Problem requirements
Output every line below without omitting or altering anything.

Provided records
—————

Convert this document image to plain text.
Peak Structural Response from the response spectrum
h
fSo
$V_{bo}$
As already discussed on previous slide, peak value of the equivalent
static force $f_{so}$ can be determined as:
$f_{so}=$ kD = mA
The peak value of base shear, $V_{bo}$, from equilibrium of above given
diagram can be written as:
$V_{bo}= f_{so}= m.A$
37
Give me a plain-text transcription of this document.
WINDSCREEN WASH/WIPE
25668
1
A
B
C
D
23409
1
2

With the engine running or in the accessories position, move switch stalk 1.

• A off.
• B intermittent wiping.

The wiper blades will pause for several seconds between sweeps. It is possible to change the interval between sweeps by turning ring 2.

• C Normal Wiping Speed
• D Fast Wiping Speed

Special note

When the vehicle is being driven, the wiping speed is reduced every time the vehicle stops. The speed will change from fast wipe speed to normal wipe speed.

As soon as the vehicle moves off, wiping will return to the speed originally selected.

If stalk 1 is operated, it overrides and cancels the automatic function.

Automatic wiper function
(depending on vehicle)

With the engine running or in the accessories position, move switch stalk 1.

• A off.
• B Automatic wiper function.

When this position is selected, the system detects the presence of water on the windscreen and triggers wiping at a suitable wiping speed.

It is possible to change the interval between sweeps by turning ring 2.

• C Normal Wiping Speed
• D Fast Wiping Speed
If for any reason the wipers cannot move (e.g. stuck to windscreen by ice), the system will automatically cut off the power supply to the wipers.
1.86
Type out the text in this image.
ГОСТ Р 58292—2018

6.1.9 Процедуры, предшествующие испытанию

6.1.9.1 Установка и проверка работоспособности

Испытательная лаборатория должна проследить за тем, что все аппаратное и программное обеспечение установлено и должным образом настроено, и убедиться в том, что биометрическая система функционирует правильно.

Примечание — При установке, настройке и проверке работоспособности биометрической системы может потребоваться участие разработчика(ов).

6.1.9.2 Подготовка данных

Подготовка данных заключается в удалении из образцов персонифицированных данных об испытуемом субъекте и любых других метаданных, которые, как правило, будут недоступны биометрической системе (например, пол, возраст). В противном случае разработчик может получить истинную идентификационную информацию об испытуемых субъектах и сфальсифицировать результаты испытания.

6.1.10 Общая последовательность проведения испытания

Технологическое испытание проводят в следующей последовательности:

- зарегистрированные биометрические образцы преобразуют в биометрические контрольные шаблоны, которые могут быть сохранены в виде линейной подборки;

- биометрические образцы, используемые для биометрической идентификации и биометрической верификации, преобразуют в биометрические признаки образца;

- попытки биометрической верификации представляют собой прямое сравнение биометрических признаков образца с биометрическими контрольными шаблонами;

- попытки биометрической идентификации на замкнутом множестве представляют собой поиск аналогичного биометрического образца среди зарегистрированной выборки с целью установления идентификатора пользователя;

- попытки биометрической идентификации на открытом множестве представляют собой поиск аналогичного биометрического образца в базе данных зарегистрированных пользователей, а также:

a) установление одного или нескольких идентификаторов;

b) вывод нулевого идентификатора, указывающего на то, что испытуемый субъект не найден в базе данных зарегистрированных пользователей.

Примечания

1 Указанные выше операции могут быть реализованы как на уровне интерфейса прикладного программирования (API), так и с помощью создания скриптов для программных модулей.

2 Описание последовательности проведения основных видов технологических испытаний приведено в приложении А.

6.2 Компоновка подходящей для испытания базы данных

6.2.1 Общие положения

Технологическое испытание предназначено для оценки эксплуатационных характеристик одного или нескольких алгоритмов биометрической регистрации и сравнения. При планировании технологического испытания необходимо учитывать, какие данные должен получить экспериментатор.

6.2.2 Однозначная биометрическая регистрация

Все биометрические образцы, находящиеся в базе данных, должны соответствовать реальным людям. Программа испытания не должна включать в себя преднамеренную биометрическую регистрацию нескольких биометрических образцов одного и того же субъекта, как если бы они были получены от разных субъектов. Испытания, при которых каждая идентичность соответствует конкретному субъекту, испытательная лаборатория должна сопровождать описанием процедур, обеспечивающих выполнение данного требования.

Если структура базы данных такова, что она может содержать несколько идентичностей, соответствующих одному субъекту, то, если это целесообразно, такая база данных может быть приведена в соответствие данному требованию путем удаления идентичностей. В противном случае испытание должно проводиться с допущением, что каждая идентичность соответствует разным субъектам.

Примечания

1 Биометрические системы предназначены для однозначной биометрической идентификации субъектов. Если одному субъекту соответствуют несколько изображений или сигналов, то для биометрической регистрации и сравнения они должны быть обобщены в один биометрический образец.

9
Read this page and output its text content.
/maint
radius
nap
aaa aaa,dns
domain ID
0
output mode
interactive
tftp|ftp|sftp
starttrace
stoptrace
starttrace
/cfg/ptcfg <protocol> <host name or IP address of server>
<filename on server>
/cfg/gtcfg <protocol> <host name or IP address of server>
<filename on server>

—————

Worked answer
Convert this document image to plain text.
Peak Structural Response from the response spectrum
h
fSo
$V_{bo}$
As already discussed on previous slide, peak value of the equivalent
static force $f_{so}$ can be determined as:
$f_{so}=$ kD = mA
The peak value of base shear, $V_{bo}$, from equilibrium of above given
diagram can be written as:
$V_{bo}= f_{so}= m.A$
37
Give me a plain-text transcription of this document.
WINDSCREEN WASH/WIPE
25668
1
A
B
C
D
23409
1
2

With the engine running or in the accessories position, move switch stalk 1.

• A off.
• B intermittent wiping.

The wiper blades will pause for several seconds between sweeps. It is possible to change the interval between sweeps by turning ring 2.

• C Normal Wiping Speed
• D Fast Wiping Speed

Special note

When the vehicle is being driven, the wiping speed is reduced every time the vehicle stops. The speed will change from fast wipe speed to normal wipe speed.

As soon as the vehicle moves off, wiping will return to the speed originally selected.

If stalk 1 is operated, it overrides and cancels the automatic function.

Automatic wiper function
(depending on vehicle)

With the engine running or in the accessories position, move switch stalk 1.

• A off.
• B Automatic wiper function.

When this position is selected, the system detects the presence of water on the windscreen and triggers wiping at a suitable wiping speed.

It is possible to change the interval between sweeps by turning ring 2.

• C Normal Wiping Speed
• D Fast Wiping Speed
If for any reason the wipers cannot move (e.g. stuck to windscreen by ice), the system will automatically cut off the power supply to the wipers.
1.86
Type out the text in this image.
ГОСТ Р 58292—2018

6.1.9 Процедуры, предшествующие испытанию

6.1.9.1 Установка и проверка работоспособности

Испытательная лаборатория должна проследить за тем, что все аппаратное и программное обеспечение установлено и должным образом настроено, и убедиться в том, что биометрическая система функционирует правильно.

Примечание — При установке, настройке и проверке работоспособности биометрической системы может потребоваться участие разработчика(ов).

6.1.9.2 Подготовка данных

Подготовка данных заключается в удалении из образцов персонифицированных данных об испытуемом субъекте и любых других метаданных, которые, как правило, будут недоступны биометрической системе (например, пол, возраст). В противном случае разработчик может получить истинную идентификационную информацию об испытуемых субъектах и сфальсифицировать результаты испытания.

6.1.10 Общая последовательность проведения испытания

Технологическое испытание проводят в следующей последовательности:

- зарегистрированные биометрические образцы преобразуют в биометрические контрольные шаблоны, которые могут быть сохранены в виде линейной подборки;

- биометрические образцы, используемые для биометрической идентификации и биометрической верификации, преобразуют в биометрические признаки образца;

- попытки биометрической верификации представляют собой прямое сравнение биометрических признаков образца с биометрическими контрольными шаблонами;

- попытки биометрической идентификации на замкнутом множестве представляют собой поиск аналогичного биометрического образца среди зарегистрированной выборки с целью установления идентификатора пользователя;

- попытки биометрической идентификации на открытом множестве представляют собой поиск аналогичного биометрического образца в базе данных зарегистрированных пользователей, а также:

a) установление одного или нескольких идентификаторов;

b) вывод нулевого идентификатора, указывающего на то, что испытуемый субъект не найден в базе данных зарегистрированных пользователей.

Примечания

1 Указанные выше операции могут быть реализованы как на уровне интерфейса прикладного программирования (API), так и с помощью создания скриптов для программных модулей.

2 Описание последовательности проведения основных видов технологических испытаний приведено в приложении А.

6.2 Компоновка подходящей для испытания базы данных

6.2.1 Общие положения

Технологическое испытание предназначено для оценки эксплуатационных характеристик одного или нескольких алгоритмов биометрической регистрации и сравнения. При планировании технологического испытания необходимо учитывать, какие данные должен получить экспериментатор.

6.2.2 Однозначная биометрическая регистрация

Все биометрические образцы, находящиеся в базе данных, должны соответствовать реальным людям. Программа испытания не должна включать в себя преднамеренную биометрическую регистрацию нескольких биометрических образцов одного и того же субъекта, как если бы они были получены от разных субъектов. Испытания, при которых каждая идентичность соответствует конкретному субъекту, испытательная лаборатория должна сопровождать описанием процедур, обеспечивающих выполнение данного требования.

Если структура базы данных такова, что она может содержать несколько идентичностей, соответствующих одному субъекту, то, если это целесообразно, такая база данных может быть приведена в соответствие данному требованию путем удаления идентичностей. В противном случае испытание должно проводиться с допущением, что каждая идентичность соответствует разным субъектам.

Примечания

1 Биометрические системы предназначены для однозначной биометрической идентификации субъектов. Если одному субъекту соответствуют несколько изображений или сигналов, то для биометрической регистрации и сравнения они должны быть обобщены в один биометрический образец.

9
Read this page and output its text content.
/maint
radius
nap
aaa aaa,dns
domain ID
0
output mode
interactive
tftp|ftp|sftp
starttrace
stoptrace
starttrace
/cfg/ptcfg <protocol> <host name or IP address of server>
<filename on server>
/cfg/gtcfg <protocol> <host name or IP address of server>
<filename on server>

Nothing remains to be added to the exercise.